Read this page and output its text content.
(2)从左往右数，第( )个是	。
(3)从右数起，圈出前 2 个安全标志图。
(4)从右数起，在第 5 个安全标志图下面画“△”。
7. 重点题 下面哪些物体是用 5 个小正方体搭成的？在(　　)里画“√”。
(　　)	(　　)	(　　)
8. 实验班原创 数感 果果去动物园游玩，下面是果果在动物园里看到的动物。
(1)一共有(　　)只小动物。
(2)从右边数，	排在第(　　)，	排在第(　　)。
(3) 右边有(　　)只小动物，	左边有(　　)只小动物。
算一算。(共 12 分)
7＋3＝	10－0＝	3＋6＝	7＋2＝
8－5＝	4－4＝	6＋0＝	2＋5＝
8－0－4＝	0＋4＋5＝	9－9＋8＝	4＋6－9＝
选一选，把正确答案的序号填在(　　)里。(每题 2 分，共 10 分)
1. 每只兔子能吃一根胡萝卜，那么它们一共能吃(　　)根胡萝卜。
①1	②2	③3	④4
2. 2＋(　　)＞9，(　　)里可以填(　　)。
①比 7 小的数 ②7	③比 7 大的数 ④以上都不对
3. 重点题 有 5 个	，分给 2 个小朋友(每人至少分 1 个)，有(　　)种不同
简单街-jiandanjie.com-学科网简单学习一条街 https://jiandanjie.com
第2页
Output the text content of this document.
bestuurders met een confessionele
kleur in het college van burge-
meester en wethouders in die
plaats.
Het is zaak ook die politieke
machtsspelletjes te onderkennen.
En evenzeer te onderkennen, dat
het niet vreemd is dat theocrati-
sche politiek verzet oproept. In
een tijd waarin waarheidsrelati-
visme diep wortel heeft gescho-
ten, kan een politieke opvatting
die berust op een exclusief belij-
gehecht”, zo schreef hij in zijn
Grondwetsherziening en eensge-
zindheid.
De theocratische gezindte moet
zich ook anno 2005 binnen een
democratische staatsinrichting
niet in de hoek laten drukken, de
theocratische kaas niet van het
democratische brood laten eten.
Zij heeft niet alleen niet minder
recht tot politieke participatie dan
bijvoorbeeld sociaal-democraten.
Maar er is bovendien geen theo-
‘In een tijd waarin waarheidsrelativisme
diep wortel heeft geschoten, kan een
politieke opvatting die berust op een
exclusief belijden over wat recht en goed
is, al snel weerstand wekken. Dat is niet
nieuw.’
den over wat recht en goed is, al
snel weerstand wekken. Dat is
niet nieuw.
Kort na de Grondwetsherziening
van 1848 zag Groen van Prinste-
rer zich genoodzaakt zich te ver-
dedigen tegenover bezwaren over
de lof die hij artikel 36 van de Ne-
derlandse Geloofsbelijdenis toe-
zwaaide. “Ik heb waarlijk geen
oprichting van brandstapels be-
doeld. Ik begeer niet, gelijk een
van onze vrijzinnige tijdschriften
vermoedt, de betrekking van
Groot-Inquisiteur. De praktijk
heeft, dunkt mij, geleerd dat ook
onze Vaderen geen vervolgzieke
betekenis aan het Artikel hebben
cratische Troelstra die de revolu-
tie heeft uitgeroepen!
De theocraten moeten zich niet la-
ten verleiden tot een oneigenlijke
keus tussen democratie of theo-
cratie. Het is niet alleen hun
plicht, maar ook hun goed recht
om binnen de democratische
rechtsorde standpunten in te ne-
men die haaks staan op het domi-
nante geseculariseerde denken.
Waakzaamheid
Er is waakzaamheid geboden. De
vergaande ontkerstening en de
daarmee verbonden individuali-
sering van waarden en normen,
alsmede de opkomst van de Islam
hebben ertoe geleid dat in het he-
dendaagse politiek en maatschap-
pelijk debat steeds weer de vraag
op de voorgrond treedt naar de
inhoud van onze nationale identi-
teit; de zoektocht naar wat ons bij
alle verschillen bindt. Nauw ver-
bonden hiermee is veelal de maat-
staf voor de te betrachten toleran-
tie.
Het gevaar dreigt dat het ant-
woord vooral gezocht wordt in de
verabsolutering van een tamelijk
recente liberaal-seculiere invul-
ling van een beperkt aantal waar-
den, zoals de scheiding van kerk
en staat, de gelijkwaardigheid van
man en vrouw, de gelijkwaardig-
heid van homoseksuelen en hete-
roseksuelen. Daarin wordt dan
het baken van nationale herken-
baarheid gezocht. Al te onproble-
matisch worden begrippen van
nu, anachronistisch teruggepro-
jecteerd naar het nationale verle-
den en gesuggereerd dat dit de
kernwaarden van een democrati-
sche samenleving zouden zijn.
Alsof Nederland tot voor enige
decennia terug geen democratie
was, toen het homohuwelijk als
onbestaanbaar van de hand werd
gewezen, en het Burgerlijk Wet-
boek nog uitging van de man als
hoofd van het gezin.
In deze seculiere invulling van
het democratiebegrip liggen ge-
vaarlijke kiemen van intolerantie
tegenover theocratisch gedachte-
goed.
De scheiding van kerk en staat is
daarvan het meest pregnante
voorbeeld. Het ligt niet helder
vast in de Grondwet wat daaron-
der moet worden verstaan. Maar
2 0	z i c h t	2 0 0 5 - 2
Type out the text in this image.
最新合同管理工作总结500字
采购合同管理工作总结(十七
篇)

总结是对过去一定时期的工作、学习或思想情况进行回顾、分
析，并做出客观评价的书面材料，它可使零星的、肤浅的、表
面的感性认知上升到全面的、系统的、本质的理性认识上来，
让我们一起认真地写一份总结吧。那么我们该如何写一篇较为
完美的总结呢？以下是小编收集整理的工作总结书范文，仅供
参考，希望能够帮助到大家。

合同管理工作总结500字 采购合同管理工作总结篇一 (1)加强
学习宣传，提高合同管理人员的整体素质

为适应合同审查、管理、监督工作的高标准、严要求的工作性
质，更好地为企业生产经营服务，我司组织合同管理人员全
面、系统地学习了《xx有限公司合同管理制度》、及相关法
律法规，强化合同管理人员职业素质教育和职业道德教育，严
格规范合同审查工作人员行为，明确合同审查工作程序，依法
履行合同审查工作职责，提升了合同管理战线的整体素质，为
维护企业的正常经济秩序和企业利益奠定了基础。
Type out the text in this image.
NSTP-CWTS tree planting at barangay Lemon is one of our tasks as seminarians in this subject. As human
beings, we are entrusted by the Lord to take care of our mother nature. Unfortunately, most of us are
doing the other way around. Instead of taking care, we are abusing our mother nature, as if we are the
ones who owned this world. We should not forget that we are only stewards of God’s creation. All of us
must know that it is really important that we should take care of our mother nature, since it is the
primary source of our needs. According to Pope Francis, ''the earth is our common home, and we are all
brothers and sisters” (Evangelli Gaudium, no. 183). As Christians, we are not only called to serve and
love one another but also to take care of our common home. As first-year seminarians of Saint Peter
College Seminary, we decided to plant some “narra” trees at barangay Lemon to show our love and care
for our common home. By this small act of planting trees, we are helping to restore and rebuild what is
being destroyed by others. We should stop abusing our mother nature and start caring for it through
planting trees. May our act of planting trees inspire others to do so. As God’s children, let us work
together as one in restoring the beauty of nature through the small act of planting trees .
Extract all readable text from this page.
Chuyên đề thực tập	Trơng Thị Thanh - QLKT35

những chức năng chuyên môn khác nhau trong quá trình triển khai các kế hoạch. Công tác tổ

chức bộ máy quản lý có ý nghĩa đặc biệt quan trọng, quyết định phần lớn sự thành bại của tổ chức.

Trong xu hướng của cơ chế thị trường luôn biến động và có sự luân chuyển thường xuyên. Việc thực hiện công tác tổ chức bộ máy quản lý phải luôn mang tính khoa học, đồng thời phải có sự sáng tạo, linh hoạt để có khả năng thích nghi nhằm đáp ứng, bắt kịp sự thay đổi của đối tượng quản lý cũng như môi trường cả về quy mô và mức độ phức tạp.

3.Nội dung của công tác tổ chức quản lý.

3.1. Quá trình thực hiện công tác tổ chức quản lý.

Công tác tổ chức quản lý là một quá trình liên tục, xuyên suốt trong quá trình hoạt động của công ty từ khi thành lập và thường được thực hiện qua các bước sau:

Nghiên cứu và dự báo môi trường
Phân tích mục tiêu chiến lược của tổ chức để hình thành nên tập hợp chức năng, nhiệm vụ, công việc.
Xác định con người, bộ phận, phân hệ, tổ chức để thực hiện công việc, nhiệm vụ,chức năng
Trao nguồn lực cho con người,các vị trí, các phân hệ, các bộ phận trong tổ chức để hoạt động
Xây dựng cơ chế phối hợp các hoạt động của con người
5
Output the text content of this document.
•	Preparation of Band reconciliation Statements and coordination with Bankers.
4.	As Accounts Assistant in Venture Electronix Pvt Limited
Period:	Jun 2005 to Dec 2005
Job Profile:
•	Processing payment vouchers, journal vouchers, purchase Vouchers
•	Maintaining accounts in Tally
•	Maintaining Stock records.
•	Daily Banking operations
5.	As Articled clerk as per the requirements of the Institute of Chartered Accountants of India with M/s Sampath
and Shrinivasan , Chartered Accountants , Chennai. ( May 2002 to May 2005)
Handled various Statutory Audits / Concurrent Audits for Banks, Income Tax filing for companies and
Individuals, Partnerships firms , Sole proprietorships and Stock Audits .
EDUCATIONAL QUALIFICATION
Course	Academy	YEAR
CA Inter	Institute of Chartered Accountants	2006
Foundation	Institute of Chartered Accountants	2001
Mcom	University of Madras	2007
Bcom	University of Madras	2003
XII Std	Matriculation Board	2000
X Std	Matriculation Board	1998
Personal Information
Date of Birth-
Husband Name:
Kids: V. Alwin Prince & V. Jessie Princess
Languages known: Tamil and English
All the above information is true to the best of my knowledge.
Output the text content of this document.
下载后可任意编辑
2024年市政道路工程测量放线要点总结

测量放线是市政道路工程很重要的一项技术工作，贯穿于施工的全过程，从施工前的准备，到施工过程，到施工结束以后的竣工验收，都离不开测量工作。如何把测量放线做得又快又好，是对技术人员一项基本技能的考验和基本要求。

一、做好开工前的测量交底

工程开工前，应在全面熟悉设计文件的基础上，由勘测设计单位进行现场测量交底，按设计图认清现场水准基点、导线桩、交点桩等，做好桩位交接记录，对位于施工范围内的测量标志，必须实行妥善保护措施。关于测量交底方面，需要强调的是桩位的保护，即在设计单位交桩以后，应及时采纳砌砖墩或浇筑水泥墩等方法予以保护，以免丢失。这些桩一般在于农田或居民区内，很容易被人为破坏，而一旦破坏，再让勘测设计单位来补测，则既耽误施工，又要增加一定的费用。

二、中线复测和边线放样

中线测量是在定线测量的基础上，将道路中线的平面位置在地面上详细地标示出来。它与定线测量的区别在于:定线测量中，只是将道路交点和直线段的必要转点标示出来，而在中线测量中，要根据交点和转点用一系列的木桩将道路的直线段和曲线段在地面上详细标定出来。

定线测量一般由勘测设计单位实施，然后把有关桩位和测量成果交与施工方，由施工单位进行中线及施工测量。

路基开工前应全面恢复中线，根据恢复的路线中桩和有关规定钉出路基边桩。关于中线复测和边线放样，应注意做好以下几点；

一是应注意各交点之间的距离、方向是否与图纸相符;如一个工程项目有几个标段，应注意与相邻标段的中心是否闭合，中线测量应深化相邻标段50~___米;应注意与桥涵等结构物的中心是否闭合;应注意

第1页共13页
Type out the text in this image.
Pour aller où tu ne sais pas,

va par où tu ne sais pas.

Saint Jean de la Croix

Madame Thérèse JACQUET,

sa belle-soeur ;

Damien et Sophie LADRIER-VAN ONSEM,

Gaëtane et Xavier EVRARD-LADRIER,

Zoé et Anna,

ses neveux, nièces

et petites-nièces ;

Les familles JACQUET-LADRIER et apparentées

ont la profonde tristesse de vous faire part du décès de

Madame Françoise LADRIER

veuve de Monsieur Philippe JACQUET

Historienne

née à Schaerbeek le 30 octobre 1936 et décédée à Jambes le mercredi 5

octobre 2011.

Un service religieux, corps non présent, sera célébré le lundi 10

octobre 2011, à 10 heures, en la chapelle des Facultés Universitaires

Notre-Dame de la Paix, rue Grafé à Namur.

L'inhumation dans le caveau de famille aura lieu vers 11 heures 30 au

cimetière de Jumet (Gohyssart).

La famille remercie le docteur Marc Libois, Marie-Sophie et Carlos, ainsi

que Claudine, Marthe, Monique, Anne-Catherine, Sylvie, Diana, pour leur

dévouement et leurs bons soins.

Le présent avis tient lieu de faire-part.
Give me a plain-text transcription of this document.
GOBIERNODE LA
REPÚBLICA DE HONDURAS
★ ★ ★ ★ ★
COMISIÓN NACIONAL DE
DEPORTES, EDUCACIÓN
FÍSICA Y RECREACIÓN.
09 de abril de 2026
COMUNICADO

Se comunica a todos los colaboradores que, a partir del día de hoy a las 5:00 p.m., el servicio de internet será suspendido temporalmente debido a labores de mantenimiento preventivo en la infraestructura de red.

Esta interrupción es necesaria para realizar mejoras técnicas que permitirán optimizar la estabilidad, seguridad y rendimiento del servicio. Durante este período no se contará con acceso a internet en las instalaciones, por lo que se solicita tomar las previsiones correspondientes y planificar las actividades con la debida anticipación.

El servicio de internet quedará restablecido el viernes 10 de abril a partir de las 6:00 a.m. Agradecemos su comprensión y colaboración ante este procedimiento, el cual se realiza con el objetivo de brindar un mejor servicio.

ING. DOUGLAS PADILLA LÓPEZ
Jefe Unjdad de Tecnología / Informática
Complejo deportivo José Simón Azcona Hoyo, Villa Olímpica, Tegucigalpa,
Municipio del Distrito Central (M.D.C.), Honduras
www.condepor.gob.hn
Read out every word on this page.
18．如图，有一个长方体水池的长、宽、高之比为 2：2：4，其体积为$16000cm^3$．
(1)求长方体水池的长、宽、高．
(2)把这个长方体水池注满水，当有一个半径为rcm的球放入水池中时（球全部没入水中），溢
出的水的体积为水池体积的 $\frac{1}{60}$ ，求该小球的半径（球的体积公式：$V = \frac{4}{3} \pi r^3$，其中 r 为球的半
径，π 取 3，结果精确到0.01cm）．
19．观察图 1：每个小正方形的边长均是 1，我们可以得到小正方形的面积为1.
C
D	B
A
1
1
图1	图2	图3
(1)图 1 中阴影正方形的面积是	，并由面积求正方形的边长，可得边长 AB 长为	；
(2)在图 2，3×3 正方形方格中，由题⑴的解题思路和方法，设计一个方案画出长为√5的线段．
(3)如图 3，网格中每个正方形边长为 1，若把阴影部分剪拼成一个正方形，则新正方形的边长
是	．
════════════════════
§ JOB
Provide only the count of lines in the data above that include the string "wekken".

§ RESPONSE TO THE EXERCISE
2